### Task details
Could you rewrite the records, from the first line up to and including the line with "y-tick-label: 40: [31, 181, 47, 197]", as a JSON list of strings with one string per line, leaving out blank lines?

──────── Dataset entries ────────

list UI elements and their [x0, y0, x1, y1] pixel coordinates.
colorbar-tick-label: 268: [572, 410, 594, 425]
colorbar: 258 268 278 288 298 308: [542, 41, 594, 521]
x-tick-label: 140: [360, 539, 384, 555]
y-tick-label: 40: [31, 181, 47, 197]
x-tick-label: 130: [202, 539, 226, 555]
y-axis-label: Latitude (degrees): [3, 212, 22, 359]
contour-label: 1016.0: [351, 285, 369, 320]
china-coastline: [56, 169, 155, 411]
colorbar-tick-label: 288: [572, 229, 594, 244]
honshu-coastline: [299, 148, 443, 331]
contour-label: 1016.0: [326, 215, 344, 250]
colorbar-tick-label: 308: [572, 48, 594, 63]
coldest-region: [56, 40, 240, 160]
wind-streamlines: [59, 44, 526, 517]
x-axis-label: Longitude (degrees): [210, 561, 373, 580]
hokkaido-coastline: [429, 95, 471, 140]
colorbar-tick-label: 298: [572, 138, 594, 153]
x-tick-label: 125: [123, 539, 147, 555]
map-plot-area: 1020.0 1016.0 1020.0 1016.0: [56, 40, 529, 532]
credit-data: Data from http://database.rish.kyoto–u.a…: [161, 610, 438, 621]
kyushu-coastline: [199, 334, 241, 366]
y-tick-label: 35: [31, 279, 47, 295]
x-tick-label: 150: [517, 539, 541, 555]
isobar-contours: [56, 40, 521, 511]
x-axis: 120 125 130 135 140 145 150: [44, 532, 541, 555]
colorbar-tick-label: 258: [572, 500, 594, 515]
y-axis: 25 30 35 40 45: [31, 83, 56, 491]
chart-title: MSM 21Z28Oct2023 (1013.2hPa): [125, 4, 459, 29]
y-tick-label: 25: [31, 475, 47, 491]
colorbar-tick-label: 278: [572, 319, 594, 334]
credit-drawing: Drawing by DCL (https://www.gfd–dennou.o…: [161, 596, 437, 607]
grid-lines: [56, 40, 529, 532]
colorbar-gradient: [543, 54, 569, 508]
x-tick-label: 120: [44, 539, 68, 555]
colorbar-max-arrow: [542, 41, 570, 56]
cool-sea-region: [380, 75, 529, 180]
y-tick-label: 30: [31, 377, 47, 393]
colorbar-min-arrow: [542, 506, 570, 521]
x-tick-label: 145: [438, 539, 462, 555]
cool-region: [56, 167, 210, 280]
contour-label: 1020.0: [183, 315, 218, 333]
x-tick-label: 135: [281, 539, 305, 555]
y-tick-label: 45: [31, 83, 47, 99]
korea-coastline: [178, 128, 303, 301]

────────

### Problem solution
[
  "list UI elements and their [x0, y0, x1, y1] pixel coordinates.",
  "colorbar-tick-label: 268: [572, 410, 594, 425]",
  "colorbar: 258 268 278 288 298 308: [542, 41, 594, 521]",
  "x-tick-label: 140: [360, 539, 384, 555]",
  "y-tick-label: 40: [31, 181, 47, 197]"
]